# [Required work]
Please output every line of the material as it stands, without the pictures.
─── Data supplied
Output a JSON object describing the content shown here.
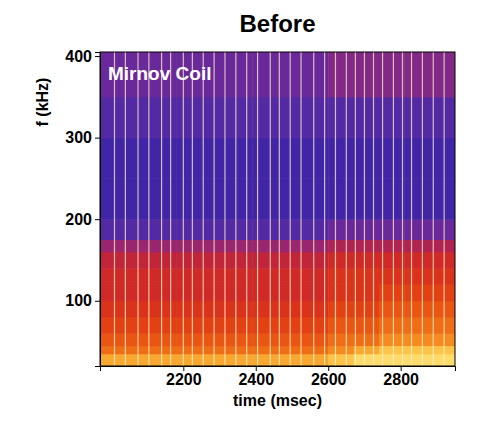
{
  "chart_data": {
    "type": "heatmap",
    "title": "Before",
    "annotation": "Mirnov Coil",
    "x_label": "time (msec)",
    "y_label": "f (kHz)",
    "xlim": [
      1970,
      2950
    ],
    "ylim": [
      20,
      405
    ],
    "xticks": [
      2200,
      2400,
      2600,
      2800
    ],
    "yticks": [
      100,
      200,
      300,
      400
    ],
    "grid": false,
    "x_bins": [
      1970,
      2040,
      2110,
      2180,
      2250,
      2320,
      2390,
      2460,
      2530,
      2600,
      2670,
      2740,
      2810,
      2880,
      2950
    ],
    "y_bins": [
      20,
      35,
      45,
      60,
      80,
      100,
      120,
      140,
      160,
      175,
      200,
      250,
      300,
      350,
      405
    ],
    "zlim": [
      0,
      10
    ],
    "cells": [
      [
        8,
        8,
        8,
        8,
        8,
        8,
        8,
        8,
        8,
        8.5,
        9,
        9,
        9,
        9
      ],
      [
        7,
        7,
        7,
        7,
        7,
        7,
        7,
        7,
        7,
        7.5,
        8,
        8.5,
        8.5,
        8.5
      ],
      [
        6.5,
        6.5,
        6.5,
        6.5,
        6.5,
        6.5,
        6.5,
        6.5,
        6.5,
        7,
        7,
        7.5,
        7.5,
        7.5
      ],
      [
        6,
        6,
        6,
        6,
        6,
        6,
        6,
        6,
        6,
        6.5,
        6.5,
        7,
        7,
        7
      ],
      [
        5.5,
        5.5,
        5.5,
        5.5,
        5.5,
        5.5,
        5.5,
        5.5,
        5.5,
        6,
        6,
        6.5,
        6.5,
        6.5
      ],
      [
        5,
        5,
        5,
        5,
        5,
        5,
        5,
        5,
        5,
        5.5,
        5.5,
        6,
        6,
        6
      ],
      [
        5,
        5,
        5,
        5,
        5,
        5,
        5,
        5,
        5,
        5.5,
        5.5,
        5.5,
        5.5,
        5.5
      ],
      [
        4.5,
        4.5,
        4.5,
        4.5,
        4.5,
        4.5,
        4.5,
        4.5,
        4.5,
        5,
        5,
        5,
        5,
        5
      ],
      [
        3.5,
        3.5,
        3.5,
        3.5,
        3.5,
        3.5,
        3.5,
        3.5,
        3.5,
        4,
        4,
        4,
        4,
        4
      ],
      [
        2,
        2,
        2,
        2,
        2,
        2,
        2,
        2,
        2,
        2.5,
        2.5,
        2.5,
        2.5,
        2.5
      ],
      [
        1.5,
        1.5,
        1.5,
        1.5,
        1.5,
        1.5,
        1.5,
        1.5,
        1.5,
        1.5,
        1.5,
        1.5,
        1.5,
        1.5
      ],
      [
        1.5,
        1.5,
        1.5,
        1.5,
        1.5,
        1.5,
        1.5,
        1.5,
        1.5,
        1.5,
        1.5,
        1.5,
        1.5,
        1.5
      ],
      [
        2,
        2,
        2,
        2,
        2,
        2,
        2,
        2,
        2,
        2,
        2,
        2,
        2,
        2
      ],
      [
        2.5,
        2.5,
        2.5,
        2.5,
        2.5,
        2.5,
        2.5,
        2.5,
        2.5,
        3,
        3,
        3,
        3,
        3
      ]
    ],
    "bursts": [
      2010,
      2040,
      2075,
      2105,
      2140,
      2165,
      2200,
      2225,
      2255,
      2285,
      2315,
      2345,
      2375,
      2405,
      2440,
      2465,
      2495,
      2525,
      2560,
      2590,
      2620,
      2650,
      2675,
      2700,
      2725,
      2750,
      2780,
      2805,
      2830,
      2860,
      2890,
      2920
    ]
  }
}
──────
# [Exercise output]
Output a JSON object describing the content shown here.
{
  "chart_data": {
    "type": "heatmap",
    "title": "Before",
    "annotation": "Mirnov Coil",
    "x_label": "time (msec)",
    "y_label": "f (kHz)",
    "xlim": [
      1970,
      2950
    ],
    "ylim": [
      20,
      405
    ],
    "xticks": [
      2200,
      2400,
      2600,
      2800
    ],
    "yticks": [
      100,
      200,
      300,
      400
    ],
    "grid": false,
    "x_bins": [
      1970,
      2040,
      2110,
      2180,
      2250,
      2320,
      2390,
      2460,
      2530,
      2600,
      2670,
      2740,
      2810,
      2880,
      2950
    ],
    "y_bins": [
      20,
      35,
      45,
      60,
      80,
      100,
      120,
      140,
      160,
      175,
      200,
      250,
      300,
      350,
      405
    ],
    "zlim": [
      0,
      10
    ],
    "cells": [
      [
        8,
        8,
        8,
        8,
        8,
        8,
        8,
        8,
        8,
        8.5,
        9,
        9,
        9,
        9
      ],
      [
        7,
        7,
        7,
        7,
        7,
        7,
        7,
        7,
        7,
        7.5,
        8,
        8.5,
        8.5,
        8.5
      ],
      [
        6.5,
        6.5,
        6.5,
        6.5,
        6.5,
        6.5,
        6.5,
        6.5,
        6.5,
        7,
        7,
        7.5,
        7.5,
        7.5
      ],
      [
        6,
        6,
        6,
        6,
        6,
        6,
        6,
        6,
        6,
        6.5,
        6.5,
        7,
        7,
        7
      ],
      [
        5.5,
        5.5,
        5.5,
        5.5,
        5.5,
        5.5,
        5.5,
        5.5,
        5.5,
        6,
        6,
        6.5,
        6.5,
        6.5
      ],
      [
        5,
        5,
        5,
        5,
        5,
        5,
        5,
        5,
        5,
        5.5,
        5.5,
        6,
        6,
        6
      ],
      [
        5,
        5,
        5,
        5,
        5,
        5,
        5,
        5,
        5,
        5.5,
        5.5,
        5.5,
        5.5,
        5.5
      ],
      [
        4.5,
        4.5,
        4.5,
        4.5,
        4.5,
        4.5,
        4.5,
        4.5,
        4.5,
        5,
        5,
        5,
        5,
        5
      ],
      [
        3.5,
        3.5,
        3.5,
        3.5,
        3.5,
        3.5,
        3.5,
        3.5,
        3.5,
        4,
        4,
        4,
        4,
        4
      ],
      [
        2,
        2,
        2,
        2,
        2,
        2,
        2,
        2,
        2,
        2.5,
        2.5,
        2.5,
        2.5,
        2.5
      ],
      [
        1.5,
        1.5,
        1.5,
        1.5,
        1.5,
        1.5,
        1.5,
        1.5,
        1.5,
        1.5,
        1.5,
        1.5,
        1.5,
        1.5
      ],
      [
        1.5,
        1.5,
        1.5,
        1.5,
        1.5,
        1.5,
        1.5,
        1.5,
        1.5,
        1.5,
        1.5,
        1.5,
        1.5,
        1.5
      ],
      [
        2,
        2,
        2,
        2,
        2,
        2,
        2,
        2,
        2,
        2,
        2,
        2,
        2,
        2
      ],
      [
        2.5,
        2.5,
        2.5,
        2.5,
        2.5,
        2.5,
        2.5,
        2.5,
        2.5,
        3,
        3,
        3,
        3,
        3
      ]
    ],
    "bursts": [
      2010,
      2040,
      2075,
      2105,
      2140,
      2165,
      2200,
      2225,
      2255,
      2285,
      2315,
      2345,
      2375,
      2405,
      2440,
      2465,
      2495,
      2525,
      2560,
      2590,
      2620,
      2650,
      2675,
      2700,
      2725,
      2750,
      2780,
      2805,
      2830,
      2860,
      2890,
      2920
    ]
  }
}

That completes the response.